**Text block:**
□ □ □ □ □

Next, emissions prices (shown here in EUR/MT from Sandbag) fell a bit from mid 2019 to mid 2020, but have subsequently had a huge increase (which has continued since April 2021). This may be due to political pressure, as people expect the EU to reduce the number of allowances.

Next I looked at generation by source, taken from UK Government Statistics, table ET5.4. A lot of the reasons given for the increase in prices is the decrease in coal and nuclear generation, but I’m not really seeing that in these figures. There is quite an increase in wind generation in Jan-March 2020, and a fall from January 2021 onwards, but I’m not convinced this was a major driver of prices, given that the fall and subsequent rise in prices have been much more sustained.

As further steps for analysing these prices I would be interested in seeing how much the UK gas prices have varied from global gas indices (eg TTF in Netherlands and Henry Hub in the US), and also how much of the power price movement can be explained by the UK gas and emissions price movement (I suspect most of it).

□ □ □ □ □

**Brief 1:**
Using the energy price text, explain in one to three sentences why the writer doubts that changes in wind generation were a major driver of prices.
**Brief 2:**
Copy the passage of the energy price text that begins at the words "Next, emissions prices" and stops after the words "much more sustained.".

**Data rows:**
□ □ □ □ □

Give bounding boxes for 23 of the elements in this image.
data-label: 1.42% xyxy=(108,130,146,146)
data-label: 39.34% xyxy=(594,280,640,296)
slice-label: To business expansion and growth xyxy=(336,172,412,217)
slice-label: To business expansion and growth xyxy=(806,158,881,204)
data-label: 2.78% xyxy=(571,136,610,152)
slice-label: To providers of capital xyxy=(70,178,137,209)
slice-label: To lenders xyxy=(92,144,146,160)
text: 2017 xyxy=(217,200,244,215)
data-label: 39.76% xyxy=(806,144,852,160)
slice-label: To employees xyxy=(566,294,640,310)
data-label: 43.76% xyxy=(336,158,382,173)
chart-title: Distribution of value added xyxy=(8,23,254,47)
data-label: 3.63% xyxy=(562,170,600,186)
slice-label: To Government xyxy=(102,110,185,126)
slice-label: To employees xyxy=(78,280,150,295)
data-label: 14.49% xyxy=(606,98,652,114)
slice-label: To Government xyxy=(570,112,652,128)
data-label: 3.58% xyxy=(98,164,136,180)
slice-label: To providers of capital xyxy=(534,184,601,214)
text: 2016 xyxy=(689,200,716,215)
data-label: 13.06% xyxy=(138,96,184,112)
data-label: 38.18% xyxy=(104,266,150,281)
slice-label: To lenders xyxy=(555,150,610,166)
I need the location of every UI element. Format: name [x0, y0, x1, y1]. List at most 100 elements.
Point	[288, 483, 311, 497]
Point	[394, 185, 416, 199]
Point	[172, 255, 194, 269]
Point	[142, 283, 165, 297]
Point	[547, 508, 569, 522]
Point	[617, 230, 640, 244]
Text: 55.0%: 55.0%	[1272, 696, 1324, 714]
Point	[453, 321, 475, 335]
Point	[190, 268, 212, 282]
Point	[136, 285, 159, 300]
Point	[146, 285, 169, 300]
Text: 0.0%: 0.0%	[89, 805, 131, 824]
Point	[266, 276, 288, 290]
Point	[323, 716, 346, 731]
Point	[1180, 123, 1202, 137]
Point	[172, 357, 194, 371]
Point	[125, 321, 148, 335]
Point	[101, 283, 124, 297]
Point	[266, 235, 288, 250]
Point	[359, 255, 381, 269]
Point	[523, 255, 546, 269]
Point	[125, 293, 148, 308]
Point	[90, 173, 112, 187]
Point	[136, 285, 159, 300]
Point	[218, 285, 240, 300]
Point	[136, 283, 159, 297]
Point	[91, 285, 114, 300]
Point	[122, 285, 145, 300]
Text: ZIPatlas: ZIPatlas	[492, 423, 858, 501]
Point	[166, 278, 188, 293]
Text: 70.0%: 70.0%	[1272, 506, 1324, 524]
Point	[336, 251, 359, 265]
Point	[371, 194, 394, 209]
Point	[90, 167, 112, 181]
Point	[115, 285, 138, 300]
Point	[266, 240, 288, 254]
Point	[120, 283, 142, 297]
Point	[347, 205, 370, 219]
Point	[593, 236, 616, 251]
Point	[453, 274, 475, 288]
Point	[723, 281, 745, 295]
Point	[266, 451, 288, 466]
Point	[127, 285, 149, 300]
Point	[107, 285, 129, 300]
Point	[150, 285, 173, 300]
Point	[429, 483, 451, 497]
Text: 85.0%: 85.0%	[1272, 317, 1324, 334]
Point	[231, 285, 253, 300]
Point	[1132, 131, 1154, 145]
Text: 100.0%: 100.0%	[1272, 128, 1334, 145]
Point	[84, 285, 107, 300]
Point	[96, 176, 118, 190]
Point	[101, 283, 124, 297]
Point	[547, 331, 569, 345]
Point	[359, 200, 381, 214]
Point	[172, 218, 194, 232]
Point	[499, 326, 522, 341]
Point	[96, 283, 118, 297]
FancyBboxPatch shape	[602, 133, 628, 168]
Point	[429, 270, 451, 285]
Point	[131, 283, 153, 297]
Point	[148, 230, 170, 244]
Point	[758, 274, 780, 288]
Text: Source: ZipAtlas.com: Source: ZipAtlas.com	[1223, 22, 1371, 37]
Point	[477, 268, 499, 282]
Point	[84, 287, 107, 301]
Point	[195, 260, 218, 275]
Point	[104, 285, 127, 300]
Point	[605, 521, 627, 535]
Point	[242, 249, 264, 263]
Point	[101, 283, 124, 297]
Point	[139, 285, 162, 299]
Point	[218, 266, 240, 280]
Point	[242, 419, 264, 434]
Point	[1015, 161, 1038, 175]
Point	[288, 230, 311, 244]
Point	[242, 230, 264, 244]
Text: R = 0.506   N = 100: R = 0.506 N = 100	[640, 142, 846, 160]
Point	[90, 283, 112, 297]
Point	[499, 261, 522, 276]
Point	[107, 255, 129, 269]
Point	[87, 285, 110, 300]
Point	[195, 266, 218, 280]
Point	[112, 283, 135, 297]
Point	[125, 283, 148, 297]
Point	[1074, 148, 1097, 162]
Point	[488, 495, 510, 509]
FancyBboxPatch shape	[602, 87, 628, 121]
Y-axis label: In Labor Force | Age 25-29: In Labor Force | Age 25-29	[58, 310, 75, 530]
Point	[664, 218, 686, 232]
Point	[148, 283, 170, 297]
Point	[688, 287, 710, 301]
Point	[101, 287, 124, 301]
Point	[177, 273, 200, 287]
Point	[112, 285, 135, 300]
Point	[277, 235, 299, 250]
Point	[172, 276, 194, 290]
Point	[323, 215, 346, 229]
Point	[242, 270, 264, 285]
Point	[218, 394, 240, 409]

□ □ □ □ □

**Output 1:**
The writer points out that the fall and later rise in prices were much more sustained than the changes in wind generation. Those changes were an increase in January to March 2020 and a fall from January 2021 onward.

**Output 2:**
Next, emissions prices (shown here in EUR/MT from Sandbag) fell a bit from mid 2019 to mid 2020, but have subsequently had a huge increase (which has continued since April 2021). This may be due to political pressure, as people expect the EU to reduce the number of allowances.

Next I looked at generation by source, taken from UK Government Statistics, table ET5.4. A lot of the reasons given for the increase in prices is the decrease in coal and nuclear generation, but I’m not really seeing that in these figures. There is quite an increase in wind generation in Jan-March 2020, and a fall from January 2021 onwards, but I’m not convinced this was a major driver of prices, given that the fall and subsequent rise in prices have been much more sustained.